[begin Information provided]
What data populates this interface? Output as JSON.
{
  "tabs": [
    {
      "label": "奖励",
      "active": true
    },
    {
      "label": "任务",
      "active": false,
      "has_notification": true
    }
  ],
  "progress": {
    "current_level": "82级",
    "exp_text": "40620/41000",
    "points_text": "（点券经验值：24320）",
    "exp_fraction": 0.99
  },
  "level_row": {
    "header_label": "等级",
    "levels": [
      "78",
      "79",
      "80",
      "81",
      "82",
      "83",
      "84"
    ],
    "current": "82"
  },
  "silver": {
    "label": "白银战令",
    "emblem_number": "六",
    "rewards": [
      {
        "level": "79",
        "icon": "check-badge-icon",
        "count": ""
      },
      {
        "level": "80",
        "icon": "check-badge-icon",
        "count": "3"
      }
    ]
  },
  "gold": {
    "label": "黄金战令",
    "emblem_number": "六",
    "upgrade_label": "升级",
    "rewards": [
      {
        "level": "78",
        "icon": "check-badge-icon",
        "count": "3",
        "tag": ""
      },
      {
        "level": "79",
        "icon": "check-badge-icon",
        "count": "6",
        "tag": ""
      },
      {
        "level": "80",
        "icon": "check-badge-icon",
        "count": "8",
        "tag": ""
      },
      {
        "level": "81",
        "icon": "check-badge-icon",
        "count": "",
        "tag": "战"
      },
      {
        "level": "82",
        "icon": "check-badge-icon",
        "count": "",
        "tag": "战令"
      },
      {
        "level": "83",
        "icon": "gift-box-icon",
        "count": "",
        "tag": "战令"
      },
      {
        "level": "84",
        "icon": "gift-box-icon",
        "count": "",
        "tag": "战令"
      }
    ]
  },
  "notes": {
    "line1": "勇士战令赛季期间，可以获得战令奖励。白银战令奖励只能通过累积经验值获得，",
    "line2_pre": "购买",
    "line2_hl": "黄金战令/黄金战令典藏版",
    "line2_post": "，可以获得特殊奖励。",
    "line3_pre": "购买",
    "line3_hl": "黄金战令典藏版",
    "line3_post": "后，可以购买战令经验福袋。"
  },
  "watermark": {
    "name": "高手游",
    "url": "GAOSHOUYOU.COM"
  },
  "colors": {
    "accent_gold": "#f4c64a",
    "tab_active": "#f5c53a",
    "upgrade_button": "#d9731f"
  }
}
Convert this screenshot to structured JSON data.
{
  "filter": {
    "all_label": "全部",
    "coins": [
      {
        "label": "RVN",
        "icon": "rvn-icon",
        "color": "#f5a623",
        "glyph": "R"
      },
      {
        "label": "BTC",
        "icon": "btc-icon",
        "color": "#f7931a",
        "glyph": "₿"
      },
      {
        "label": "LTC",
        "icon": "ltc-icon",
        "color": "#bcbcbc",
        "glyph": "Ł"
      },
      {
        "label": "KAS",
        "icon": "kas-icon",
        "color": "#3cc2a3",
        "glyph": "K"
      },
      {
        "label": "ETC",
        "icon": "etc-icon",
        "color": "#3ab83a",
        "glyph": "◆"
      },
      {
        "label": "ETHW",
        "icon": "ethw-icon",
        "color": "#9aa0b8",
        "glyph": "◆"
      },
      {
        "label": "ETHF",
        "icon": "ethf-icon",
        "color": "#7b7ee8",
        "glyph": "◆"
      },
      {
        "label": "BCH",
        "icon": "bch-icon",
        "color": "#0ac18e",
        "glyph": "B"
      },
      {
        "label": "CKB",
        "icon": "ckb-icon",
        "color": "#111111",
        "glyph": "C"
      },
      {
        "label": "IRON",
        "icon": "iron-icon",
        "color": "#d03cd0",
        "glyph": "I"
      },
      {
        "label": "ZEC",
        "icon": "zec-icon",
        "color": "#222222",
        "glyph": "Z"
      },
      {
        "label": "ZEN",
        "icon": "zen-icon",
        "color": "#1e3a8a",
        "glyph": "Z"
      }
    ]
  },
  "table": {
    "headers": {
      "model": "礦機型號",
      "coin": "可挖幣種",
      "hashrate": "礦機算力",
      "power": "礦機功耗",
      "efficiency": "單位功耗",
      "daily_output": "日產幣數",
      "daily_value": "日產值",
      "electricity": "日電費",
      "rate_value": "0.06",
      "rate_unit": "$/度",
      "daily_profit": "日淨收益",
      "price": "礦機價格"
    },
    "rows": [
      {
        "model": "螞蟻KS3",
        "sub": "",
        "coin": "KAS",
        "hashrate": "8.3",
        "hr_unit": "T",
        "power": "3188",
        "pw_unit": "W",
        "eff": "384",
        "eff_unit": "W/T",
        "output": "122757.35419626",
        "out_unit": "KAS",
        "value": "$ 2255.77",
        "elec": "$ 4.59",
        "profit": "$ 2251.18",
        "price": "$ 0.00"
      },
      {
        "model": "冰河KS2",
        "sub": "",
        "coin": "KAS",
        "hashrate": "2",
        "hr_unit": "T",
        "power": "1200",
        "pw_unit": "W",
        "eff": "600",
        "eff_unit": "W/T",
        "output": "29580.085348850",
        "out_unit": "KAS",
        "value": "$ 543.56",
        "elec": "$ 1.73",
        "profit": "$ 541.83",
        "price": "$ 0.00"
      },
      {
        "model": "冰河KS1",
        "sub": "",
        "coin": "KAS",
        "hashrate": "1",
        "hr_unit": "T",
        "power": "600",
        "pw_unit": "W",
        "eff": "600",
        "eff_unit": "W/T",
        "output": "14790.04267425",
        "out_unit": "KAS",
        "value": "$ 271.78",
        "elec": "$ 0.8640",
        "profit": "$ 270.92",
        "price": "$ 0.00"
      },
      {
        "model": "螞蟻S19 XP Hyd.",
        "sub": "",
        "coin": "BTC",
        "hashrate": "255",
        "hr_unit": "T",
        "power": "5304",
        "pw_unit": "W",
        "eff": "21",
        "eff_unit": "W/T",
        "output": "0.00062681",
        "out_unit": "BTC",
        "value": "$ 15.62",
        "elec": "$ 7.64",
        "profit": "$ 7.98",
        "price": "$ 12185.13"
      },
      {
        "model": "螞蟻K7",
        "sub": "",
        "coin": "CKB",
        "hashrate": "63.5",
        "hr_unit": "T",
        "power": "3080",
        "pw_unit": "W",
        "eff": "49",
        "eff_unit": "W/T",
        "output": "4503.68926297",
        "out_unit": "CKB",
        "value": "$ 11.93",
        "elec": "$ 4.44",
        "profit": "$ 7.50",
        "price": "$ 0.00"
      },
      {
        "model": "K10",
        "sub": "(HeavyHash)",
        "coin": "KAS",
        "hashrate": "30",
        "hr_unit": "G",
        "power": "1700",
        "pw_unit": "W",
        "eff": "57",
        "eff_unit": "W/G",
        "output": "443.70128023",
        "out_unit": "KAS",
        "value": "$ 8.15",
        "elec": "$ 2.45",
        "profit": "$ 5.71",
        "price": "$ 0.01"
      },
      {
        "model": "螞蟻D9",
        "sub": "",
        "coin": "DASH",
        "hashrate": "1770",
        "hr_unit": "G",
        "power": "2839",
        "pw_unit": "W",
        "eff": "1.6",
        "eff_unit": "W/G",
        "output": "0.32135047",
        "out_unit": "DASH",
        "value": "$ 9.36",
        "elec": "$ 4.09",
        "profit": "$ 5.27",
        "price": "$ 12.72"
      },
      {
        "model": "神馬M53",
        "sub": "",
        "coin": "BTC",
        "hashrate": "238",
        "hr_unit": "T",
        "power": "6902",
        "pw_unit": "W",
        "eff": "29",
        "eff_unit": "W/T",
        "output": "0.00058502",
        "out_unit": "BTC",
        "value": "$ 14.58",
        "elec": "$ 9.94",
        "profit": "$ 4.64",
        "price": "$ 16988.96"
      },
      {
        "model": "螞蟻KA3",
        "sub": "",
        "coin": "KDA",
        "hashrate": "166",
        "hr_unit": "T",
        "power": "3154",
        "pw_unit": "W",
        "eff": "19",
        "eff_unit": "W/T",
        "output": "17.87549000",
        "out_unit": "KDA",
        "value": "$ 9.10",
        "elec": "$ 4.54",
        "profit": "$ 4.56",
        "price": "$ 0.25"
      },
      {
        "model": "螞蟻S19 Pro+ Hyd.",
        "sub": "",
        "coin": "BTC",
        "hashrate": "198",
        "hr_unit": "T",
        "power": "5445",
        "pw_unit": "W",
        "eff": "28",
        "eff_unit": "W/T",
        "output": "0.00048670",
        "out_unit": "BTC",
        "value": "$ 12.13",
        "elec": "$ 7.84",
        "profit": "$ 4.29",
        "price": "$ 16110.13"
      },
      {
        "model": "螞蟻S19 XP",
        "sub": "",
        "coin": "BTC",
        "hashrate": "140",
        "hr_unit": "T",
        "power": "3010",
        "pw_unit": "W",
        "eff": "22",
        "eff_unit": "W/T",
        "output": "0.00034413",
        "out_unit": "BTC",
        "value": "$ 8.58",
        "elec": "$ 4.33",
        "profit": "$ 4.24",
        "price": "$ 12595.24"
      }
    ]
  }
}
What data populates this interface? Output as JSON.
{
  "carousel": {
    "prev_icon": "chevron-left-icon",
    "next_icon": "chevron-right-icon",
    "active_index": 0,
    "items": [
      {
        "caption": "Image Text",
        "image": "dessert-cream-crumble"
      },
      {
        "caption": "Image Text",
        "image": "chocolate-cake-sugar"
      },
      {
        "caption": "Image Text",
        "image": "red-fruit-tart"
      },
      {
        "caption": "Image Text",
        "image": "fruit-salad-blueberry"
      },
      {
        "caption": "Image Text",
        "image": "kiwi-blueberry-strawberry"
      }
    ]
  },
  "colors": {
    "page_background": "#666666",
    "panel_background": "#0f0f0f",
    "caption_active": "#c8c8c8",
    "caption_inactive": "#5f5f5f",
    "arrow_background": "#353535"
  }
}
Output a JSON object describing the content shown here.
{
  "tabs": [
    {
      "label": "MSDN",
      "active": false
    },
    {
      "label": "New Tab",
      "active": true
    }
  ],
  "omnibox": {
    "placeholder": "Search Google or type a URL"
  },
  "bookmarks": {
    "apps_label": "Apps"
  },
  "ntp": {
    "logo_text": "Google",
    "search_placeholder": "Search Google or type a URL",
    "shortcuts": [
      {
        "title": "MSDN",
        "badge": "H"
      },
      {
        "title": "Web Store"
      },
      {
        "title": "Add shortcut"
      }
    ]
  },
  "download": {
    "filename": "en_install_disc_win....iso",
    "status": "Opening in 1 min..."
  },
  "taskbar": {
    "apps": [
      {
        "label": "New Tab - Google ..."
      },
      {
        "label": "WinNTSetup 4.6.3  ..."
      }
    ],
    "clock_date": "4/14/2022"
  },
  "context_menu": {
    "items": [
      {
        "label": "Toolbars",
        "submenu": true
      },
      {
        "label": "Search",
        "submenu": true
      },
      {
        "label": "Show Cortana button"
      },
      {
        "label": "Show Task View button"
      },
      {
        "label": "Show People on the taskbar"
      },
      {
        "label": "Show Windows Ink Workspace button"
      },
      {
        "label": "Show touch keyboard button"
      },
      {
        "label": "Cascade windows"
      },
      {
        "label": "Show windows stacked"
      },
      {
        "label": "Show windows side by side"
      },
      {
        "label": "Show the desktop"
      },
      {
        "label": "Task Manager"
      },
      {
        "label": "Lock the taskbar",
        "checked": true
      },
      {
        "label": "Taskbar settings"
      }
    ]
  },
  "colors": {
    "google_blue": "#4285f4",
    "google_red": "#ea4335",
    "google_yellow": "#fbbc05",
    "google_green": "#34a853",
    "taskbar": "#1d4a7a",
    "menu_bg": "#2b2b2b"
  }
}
[end Information provided]
Short exercise
Take every line from the data above that holds "price" and copy it out.

Output for this exercise
      "price": "礦機價格"
        "price": "$ 0.00"
        "price": "$ 0.00"
        "price": "$ 0.00"
        "price": "$ 12185.13"
        "price": "$ 0.00"
        "price": "$ 0.01"
        "price": "$ 12.72"
        "price": "$ 16988.96"
        "price": "$ 0.25"
        "price": "$ 16110.13"
        "price": "$ 12595.24"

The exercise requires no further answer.